> [Task brief]: Copy out each line in the material below that has the word "Actual".

> [Items]:
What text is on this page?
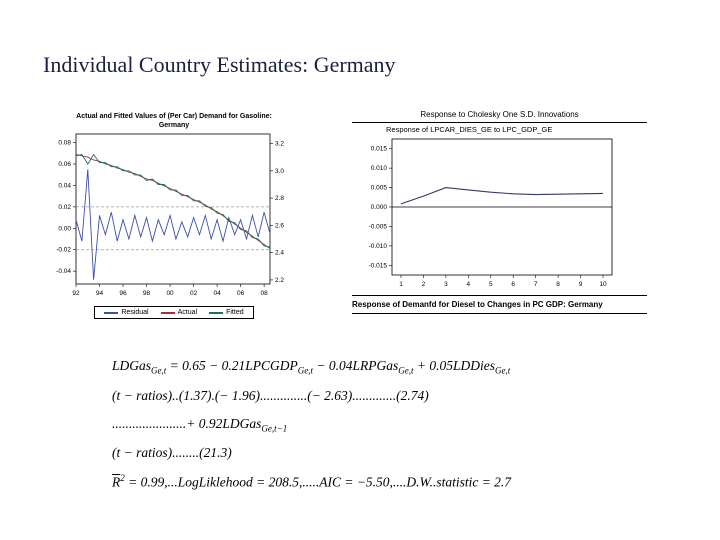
Individual Country Estimates: Germany
Actual and Fitted Values of (Per Car) Demand for Gasoline:
Germany
0.08
0.06
0.04
0.02
0.00
-0.02
-0.04
3.2
3.0
2.8
2.6
2.4
2.2
92	94	96	98	00	02	04	06	08
Residual	Actual	Fitted
Response to Cholesky One S.D. Innovations
Response of LPCAR_DIES_GE to LPC_GDP_GE
0.015
0.010
0.005
0.000
-0.005
-0.010
-0.015
1	2	3	4	5	6	7	8	9	10
Response of Demanfd for Diesel to Changes in PC GDP: Germany
LDGas$_{Ge,t}$ = $0.65 - 0.21LPCGDP_{Ge,t}$ − 0.04LRPGas$_{Ge,t}$ + 0.05LDDies$_{Ge,t}$
(t − ratios)..(1.37).(− 1.96)..............(− 2.63).............(2.74)
......................+ 0.92LDGas$_{Ge,t-1}$
(t − ratios)........(21.3)
$\overline{R}^2$ = 0.99,...LogLiklehood = 208.5,.....AIC = −5.50,....D.W..statistic = 2.7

> [Result for this exercise]:
Actual and Fitted Values of (Per Car) Demand for Gasoline:
Residual	Actual	Fitted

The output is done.